━━━━━ RAW DATA ━━━━━
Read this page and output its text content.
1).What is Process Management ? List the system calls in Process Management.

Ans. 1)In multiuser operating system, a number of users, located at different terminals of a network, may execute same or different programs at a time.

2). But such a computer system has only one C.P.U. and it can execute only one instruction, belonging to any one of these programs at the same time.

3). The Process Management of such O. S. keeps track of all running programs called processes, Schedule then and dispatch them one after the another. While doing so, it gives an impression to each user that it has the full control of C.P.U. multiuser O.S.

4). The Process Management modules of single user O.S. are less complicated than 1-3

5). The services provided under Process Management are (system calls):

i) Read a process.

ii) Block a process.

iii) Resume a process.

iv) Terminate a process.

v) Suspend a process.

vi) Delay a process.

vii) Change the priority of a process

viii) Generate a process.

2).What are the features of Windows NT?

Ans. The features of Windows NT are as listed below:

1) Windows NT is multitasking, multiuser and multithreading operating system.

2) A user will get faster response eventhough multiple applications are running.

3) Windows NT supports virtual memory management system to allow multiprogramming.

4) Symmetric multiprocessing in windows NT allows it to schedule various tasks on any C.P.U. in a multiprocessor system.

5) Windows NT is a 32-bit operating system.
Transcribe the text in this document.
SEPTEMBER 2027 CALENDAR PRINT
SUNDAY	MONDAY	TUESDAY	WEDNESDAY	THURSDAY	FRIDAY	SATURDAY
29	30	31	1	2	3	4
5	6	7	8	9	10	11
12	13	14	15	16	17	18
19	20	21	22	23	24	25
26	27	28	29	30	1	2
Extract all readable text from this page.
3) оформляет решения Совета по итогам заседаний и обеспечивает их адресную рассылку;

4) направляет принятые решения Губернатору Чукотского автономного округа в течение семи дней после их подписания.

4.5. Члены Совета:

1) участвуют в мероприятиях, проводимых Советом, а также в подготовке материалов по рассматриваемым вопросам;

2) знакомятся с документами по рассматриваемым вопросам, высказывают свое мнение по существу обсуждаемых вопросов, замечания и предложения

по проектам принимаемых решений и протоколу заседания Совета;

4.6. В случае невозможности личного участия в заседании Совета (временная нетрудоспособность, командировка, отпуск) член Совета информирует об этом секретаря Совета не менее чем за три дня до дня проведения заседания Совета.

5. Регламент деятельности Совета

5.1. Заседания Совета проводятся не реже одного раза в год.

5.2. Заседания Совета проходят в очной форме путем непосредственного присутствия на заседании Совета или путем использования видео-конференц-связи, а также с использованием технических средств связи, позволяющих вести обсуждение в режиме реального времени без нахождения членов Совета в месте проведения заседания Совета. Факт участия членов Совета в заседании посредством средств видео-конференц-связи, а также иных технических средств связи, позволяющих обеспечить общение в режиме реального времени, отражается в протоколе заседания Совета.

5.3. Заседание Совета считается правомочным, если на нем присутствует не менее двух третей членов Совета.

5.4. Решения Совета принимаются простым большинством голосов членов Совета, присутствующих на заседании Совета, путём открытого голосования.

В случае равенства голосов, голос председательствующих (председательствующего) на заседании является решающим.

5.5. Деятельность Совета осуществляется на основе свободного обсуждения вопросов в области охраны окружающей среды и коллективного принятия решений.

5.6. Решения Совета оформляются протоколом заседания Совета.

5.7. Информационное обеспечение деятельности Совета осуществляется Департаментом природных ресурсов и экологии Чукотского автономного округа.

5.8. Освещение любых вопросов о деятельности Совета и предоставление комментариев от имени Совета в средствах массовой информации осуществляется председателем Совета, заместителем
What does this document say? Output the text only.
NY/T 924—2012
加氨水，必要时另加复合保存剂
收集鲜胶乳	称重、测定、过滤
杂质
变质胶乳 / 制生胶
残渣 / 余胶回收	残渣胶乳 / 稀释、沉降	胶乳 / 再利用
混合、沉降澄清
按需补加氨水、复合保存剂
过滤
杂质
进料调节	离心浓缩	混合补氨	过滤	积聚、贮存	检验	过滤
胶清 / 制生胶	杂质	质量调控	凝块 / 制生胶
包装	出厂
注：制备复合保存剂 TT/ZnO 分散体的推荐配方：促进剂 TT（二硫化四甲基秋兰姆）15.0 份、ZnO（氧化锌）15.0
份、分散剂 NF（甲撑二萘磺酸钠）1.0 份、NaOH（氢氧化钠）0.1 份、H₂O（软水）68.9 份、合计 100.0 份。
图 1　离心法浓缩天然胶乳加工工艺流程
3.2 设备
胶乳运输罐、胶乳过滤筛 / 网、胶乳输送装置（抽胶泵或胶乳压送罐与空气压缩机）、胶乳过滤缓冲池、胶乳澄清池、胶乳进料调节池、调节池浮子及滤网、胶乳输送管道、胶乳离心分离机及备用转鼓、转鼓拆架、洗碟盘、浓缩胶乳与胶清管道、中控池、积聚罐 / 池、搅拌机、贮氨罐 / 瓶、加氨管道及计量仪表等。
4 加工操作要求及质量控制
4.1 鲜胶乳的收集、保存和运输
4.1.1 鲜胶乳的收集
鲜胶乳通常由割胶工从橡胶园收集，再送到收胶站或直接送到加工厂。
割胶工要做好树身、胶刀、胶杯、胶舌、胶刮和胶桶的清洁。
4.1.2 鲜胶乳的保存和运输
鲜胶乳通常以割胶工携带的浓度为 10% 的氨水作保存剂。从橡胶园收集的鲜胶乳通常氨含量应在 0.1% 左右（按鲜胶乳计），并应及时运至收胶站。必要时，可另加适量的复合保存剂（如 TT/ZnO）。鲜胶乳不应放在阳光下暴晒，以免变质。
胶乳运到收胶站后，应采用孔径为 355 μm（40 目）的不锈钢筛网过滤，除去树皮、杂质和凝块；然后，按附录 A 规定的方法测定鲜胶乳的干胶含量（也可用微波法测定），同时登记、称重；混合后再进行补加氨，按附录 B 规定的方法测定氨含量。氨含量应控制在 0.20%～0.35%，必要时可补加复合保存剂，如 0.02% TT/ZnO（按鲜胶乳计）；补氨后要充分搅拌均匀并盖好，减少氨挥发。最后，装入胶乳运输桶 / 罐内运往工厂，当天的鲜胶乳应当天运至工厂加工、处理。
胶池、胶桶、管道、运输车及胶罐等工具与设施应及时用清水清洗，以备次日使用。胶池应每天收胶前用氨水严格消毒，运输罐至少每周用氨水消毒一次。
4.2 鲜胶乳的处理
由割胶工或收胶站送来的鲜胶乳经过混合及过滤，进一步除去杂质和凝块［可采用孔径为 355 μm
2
━━━━━
▶ _TASK DETAILS_
Look back over the material above and state how many lines hold the word "only". Write the number and nothing else.

▶ _THE REPLY_
2